[INSTRUCTION] Reproduce the lines of the listing beginning with the line containing "candle-body: [441, 210, 447, 216]" and continuing through the line containing "candle-body: [341, 135, 347, 141]". Include both of those lines and nothing outside that span.

(Spatial annotation listing)
· · · ·

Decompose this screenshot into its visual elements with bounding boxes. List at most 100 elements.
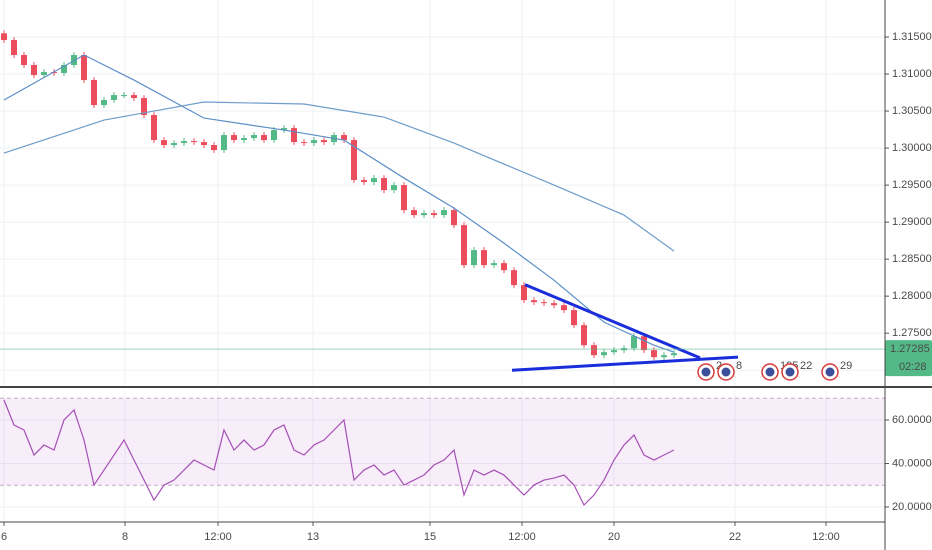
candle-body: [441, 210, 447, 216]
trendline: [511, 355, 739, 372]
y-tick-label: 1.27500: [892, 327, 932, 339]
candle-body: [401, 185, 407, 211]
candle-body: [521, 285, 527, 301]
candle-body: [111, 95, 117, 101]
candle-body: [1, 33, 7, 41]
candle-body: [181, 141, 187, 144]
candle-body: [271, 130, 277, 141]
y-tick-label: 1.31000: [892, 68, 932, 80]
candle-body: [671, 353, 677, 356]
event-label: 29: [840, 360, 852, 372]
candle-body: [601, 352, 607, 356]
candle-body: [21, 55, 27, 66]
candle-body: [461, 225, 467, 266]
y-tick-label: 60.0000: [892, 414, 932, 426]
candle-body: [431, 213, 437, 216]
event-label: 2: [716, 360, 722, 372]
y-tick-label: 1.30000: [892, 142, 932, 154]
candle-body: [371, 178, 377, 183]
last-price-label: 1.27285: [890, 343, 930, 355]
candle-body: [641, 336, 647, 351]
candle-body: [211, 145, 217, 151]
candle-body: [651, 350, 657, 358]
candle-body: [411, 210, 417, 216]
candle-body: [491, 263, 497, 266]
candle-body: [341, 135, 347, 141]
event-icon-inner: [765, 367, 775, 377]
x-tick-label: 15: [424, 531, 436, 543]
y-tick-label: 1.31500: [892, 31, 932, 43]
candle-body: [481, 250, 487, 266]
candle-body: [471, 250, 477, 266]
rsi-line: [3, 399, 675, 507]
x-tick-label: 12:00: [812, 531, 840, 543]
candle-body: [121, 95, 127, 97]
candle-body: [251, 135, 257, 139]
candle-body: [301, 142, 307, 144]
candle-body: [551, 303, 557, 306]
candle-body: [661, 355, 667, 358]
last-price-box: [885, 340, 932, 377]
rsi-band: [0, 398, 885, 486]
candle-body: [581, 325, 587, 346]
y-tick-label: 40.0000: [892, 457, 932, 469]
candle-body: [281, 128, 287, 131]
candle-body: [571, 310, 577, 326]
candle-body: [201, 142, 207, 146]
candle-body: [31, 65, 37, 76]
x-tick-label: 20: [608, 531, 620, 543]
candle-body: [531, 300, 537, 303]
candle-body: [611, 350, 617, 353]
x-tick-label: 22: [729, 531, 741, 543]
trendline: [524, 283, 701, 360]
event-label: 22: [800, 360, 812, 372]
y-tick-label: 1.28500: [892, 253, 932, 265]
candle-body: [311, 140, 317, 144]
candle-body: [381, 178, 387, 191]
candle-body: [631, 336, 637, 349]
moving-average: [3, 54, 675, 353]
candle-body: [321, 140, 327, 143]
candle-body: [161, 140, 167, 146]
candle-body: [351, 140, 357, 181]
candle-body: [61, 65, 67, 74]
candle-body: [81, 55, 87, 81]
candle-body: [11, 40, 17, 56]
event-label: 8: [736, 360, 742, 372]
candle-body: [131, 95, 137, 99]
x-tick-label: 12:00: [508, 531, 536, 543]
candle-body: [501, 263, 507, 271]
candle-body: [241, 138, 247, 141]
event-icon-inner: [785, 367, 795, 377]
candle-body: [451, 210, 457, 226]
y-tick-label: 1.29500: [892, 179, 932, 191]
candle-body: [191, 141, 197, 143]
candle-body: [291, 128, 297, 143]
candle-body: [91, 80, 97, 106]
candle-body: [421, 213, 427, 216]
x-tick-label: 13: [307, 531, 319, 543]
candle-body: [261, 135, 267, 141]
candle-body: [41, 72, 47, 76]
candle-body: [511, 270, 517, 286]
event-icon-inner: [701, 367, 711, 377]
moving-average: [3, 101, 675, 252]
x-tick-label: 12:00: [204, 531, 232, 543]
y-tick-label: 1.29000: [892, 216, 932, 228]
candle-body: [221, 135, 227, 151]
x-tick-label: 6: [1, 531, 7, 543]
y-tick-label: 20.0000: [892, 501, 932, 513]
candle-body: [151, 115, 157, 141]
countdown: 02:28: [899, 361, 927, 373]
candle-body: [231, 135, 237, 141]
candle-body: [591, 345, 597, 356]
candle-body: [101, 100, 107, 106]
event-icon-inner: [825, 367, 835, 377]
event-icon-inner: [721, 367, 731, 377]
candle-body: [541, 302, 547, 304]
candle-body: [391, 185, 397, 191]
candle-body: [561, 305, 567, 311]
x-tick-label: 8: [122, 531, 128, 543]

· · · ·

[OUTPUT OF THE EXERCISE]
candle-body: [441, 210, 447, 216]
trendline: [511, 355, 739, 372]
y-tick-label: 1.27500: [892, 327, 932, 339]
candle-body: [401, 185, 407, 211]
candle-body: [521, 285, 527, 301]
candle-body: [111, 95, 117, 101]
candle-body: [1, 33, 7, 41]
candle-body: [181, 141, 187, 144]
candle-body: [271, 130, 277, 141]
y-tick-label: 1.31000: [892, 68, 932, 80]
candle-body: [671, 353, 677, 356]
event-label: 29: [840, 360, 852, 372]
candle-body: [601, 352, 607, 356]
candle-body: [21, 55, 27, 66]
candle-body: [461, 225, 467, 266]
y-tick-label: 60.0000: [892, 414, 932, 426]
candle-body: [431, 213, 437, 216]
event-label: 2: [716, 360, 722, 372]
y-tick-label: 1.30000: [892, 142, 932, 154]
candle-body: [371, 178, 377, 183]
last-price-label: 1.27285: [890, 343, 930, 355]
candle-body: [641, 336, 647, 351]
candle-body: [211, 145, 217, 151]
candle-body: [651, 350, 657, 358]
candle-body: [411, 210, 417, 216]
candle-body: [491, 263, 497, 266]
candle-body: [341, 135, 347, 141]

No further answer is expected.